Es una exhortación en orden a la belleza del alma. ¡Escucha, mira, pon atento el oído, ábrelo a tu Dios! Sus palabras de gracia, ungüento perfumado, mirra, sabiduría, son su patrimonio para ti, ¡ábrete a sus dones! ¡Llénate de ellos! Dios se prendará de la fragancia de tu alma, le cautivas con tal derroche de hermosura. Repuesto, como quien dice, del esplendor de tu alma, se acercará a ti y te dirá como a la esposa del Cantar de los Cantares: “¡Levántate, amada mía, hermosa mía, y vente! Paloma mía, en las grietas de la roca, en escarpados escondrijos, muéstrame tu semblante, déjame oír tu voz; porque tu voz es dulce, y gracioso tu semblante” (Ct 2,13-14).

### EJERCICIO BREVE A
¿De qué libro bíblico procede la cita que cierra el pasaje sobre la belleza del alma?
### EJERCICIO BREVE B
Indica si cada afirmación coincide con el pasaje sobre la belleza del alma y respalda cada respuesta con las palabras del pasaje que lo deciden: (i) Dios se siente atraído por el aroma del alma. (ii) Las palabras de Dios se presentan como una amenaza. (iii) En la cita final, a la amada se la llama paloma.
### EJERCICIO BREVE C
Prosigue el pasaje sobre la belleza del alma desde donde termina.

(Registros de elementos y coordenadas)
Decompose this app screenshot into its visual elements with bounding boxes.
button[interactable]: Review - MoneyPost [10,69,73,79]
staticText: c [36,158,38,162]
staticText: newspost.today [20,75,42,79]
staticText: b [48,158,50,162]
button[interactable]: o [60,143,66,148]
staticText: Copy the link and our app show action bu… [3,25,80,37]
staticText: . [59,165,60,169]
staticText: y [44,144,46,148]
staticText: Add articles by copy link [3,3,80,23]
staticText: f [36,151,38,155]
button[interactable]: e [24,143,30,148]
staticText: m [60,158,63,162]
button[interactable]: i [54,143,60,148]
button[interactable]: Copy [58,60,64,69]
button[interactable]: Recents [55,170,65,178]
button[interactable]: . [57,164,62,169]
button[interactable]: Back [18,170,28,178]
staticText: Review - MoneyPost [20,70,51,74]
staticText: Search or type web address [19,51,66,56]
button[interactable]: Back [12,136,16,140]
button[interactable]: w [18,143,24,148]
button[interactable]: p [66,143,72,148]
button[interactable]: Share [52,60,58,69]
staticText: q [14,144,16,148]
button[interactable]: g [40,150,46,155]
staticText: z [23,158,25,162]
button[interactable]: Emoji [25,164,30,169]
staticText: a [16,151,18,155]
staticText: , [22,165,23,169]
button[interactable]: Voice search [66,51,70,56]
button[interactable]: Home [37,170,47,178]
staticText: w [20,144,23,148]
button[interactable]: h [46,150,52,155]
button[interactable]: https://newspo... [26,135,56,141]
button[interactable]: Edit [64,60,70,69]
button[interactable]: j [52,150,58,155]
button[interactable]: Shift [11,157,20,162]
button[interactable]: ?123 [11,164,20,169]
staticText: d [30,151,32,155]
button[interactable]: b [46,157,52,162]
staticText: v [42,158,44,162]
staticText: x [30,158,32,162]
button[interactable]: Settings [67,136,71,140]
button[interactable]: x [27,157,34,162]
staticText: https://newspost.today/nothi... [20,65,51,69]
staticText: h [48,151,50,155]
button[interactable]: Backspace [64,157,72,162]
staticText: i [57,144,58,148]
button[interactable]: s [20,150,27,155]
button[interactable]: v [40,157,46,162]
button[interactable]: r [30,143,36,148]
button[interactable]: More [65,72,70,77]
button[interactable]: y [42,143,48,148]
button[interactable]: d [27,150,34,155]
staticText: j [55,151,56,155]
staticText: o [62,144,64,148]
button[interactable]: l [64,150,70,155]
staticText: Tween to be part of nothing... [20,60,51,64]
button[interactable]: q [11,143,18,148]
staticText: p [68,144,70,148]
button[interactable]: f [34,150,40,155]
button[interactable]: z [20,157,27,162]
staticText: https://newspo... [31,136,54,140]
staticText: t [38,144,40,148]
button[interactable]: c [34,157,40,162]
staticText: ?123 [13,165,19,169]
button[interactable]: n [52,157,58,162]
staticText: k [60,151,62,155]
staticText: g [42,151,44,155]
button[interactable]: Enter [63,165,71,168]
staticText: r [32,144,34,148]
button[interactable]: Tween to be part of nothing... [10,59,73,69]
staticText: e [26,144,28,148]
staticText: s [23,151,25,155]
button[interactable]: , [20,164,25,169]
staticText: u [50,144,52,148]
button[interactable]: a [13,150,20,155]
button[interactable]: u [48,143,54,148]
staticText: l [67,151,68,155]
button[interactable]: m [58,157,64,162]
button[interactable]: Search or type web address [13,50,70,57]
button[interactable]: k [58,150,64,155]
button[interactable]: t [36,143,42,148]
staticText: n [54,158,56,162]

### RESPUESTA A
Del Cantar de los Cantares (Ct 2,13-14).

### RESPUESTA B
(i) Sí: «Dios se prendará de la fragancia de tu alma».
(ii) No: «Sus palabras de gracia, ungüento perfumado, mirra, sabiduría, son su patrimonio para ti».
(iii) Sí: «Paloma mía, en las grietas de la roca, en escarpados escondrijos, muéstrame tu semblante».

### RESPUESTA C
A la luz de estos textos podemos afirmar que el nombre de Dios: “Su Ser”, se vierte sobre todos aquellos que creen en Él. Puesto que esta afirmación podría parecer gratuita, nos acercamos al Prólogo de san Juan y parafraseamos catequéticamente algunos de sus versículos: “La Palabra era la luz verdadera que ilumina a todo hombre que viene a este mundo… Vino a su casa, y los suyos no la recibieron. Pero a todos los que la recibieron les dio poder de hacerse hijos de Dios, a los que creen en su nombre” (Jn 1,9-12).
Como hemos podido ver en el texto, Juan empieza con un enunciado acerca de la Palabra. Ella es la luz verdadera que ilumina a todo hombre. Es luz verdadera en la misma línea en que llama al Hijo de Dios el Verdadero (l Jn 5,20). También en la misma línea en que el mismo Jesús se llama a sí mismo la vid verdadera (Jn 15,1), y también el pan verdadero enviado por el Padre (Jn 6,32). Palabra salida de su boca que hace frente a toda tentación del Príncipe de la mentira (Mt 4,4).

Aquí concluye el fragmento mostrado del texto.